Elite women were educated in calligraphy, poetry, music, and customs such as incense preparation, which allowed them some intellectual parity with men of their class with similar training. Although most upper class women spent their days in secluded leisure at home, possibly engaging in embroidery and dyeing cloth, women of the court like Sei Shonagon, had somewhat more public lives. Interactions between the sexes (other than close family members and lovers) were rarely direct. Communication, when necessary, was often through carefully crafted letters delivered by go-betweens or servants. Elite men led much more public lives, involved in politics and the running of their estates. Although the power of Buddhism was not allowed to increase to the point it had in Nara, a new form of Buddhism that offered salvation to all believers was imported from China by a monk named Saicho (767-822 AD). The new Tendai (Tiantai) beliefs soon became widespread among the nobles and the populace. Esoteric Buddhism also gained a strong hold in Japanese culture at this time. The Shingon (“True Word”) sect of esoteric Buddhism was founded by the great monk Kukai (774-835.) One of the great geniuses of Japanese history, Kukai studied for many years in China under famous Buddhist scholars. Kukai’s own teachings and doctrines are some of the most complex and profound in all of Buddhism. Many great temples and monasteries of several sects of Buddhism remain in Kyoto today, as living testaments of the great Buddhist tradition in Japan.

______

Given request 1
According to the passage on Japanese court life and Buddhism, who founded the Shingon sect of esoteric Buddhism?
Given request 2
Please continue the passage on Japanese court life and Buddhism, starting after its final sentence.

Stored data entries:
______

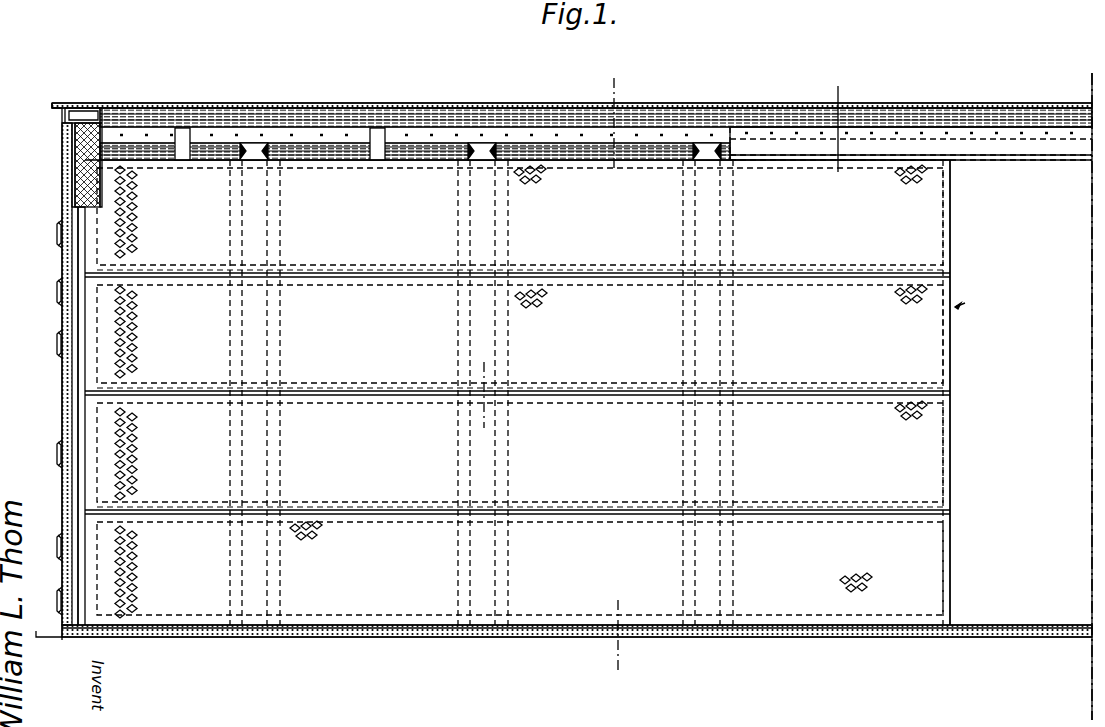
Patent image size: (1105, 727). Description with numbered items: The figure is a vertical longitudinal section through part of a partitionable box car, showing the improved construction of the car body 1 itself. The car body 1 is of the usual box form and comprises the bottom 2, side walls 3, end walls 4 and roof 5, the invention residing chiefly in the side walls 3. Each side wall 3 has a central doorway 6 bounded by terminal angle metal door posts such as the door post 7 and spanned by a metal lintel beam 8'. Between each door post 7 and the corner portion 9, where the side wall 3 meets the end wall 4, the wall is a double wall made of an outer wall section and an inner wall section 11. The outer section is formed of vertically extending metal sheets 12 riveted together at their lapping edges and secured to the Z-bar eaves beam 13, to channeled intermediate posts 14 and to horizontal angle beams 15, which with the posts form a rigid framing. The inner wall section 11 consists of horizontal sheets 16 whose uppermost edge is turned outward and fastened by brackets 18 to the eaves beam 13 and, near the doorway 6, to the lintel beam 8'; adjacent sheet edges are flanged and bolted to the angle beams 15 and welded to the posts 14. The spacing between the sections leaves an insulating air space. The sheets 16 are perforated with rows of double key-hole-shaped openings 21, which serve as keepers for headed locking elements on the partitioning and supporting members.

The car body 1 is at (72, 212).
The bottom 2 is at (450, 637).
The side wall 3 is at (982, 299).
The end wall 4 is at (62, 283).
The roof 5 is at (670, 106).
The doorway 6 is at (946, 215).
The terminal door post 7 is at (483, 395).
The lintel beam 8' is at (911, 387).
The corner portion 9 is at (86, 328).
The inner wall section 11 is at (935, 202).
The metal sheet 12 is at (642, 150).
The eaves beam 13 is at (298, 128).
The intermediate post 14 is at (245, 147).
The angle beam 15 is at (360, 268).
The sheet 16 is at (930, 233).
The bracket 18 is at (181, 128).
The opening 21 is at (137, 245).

______

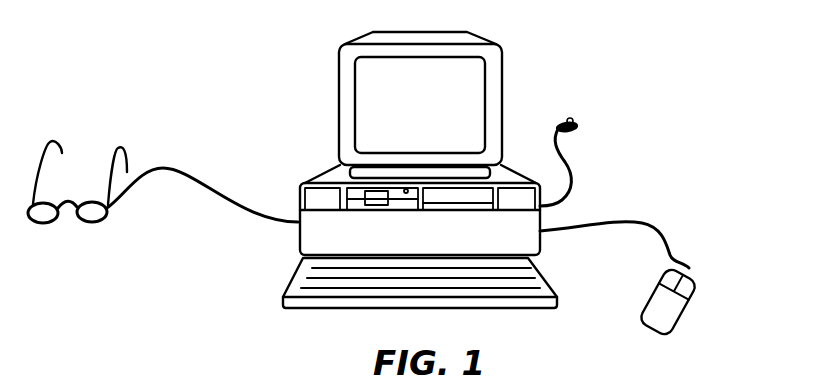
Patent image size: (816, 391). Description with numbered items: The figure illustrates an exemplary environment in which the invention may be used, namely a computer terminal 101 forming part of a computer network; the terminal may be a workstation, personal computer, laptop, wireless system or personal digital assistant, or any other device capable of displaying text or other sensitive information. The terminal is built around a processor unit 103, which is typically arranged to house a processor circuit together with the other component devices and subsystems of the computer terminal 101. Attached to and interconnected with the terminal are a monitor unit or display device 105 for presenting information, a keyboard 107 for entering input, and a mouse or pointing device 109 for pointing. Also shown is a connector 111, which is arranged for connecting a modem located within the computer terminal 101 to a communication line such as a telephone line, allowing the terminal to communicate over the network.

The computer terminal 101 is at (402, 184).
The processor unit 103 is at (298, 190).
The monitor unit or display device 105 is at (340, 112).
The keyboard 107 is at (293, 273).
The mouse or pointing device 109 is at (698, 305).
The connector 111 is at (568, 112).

______

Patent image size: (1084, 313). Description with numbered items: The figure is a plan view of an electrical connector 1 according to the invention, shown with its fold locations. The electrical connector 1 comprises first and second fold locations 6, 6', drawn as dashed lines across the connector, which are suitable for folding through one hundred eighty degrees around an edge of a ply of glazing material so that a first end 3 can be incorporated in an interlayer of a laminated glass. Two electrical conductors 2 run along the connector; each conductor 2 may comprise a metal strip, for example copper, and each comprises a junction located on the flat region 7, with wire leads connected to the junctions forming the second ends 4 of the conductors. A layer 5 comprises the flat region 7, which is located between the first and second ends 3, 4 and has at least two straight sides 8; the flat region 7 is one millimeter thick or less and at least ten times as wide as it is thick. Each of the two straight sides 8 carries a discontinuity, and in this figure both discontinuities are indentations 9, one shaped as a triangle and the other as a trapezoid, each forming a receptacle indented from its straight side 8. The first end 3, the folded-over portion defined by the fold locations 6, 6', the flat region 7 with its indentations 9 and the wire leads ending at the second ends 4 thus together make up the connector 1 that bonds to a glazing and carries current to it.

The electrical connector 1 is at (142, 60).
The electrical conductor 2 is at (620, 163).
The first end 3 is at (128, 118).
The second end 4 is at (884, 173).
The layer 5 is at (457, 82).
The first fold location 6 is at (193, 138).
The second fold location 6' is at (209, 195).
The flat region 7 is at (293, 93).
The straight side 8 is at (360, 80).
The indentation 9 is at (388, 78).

______

Reply 1
The monk Kukai (774-835) founded it.

Reply 2
During the Heian period, the experiments with centralized Chinese rule and taxation gradually faded into a situation with a weak central government ruled by an emperor who was increasingly a figurehead. This was due to monopolization of the Imperial Court by the Fujiwara family. A large family with roots in the noble uji of the past, the Fujiwara gained control through marriage politics. Fujiwara daughters became the mothers of emperors. Their maternal grandfather would then act as regent, effectively controlling the central government. The most powerful of these men was Fujiwara no Michinaga (996-1027.) Michinaga became the de facto power over all of Japan and the most powerful non-military ruler in Japanese history. However toward the end of the 12th century the power of the Fujiwara was in decline. Large warrior clan families like the Minamoto, and Taira increased their power and holdings and came into conflict with each other and other families over control of the realm.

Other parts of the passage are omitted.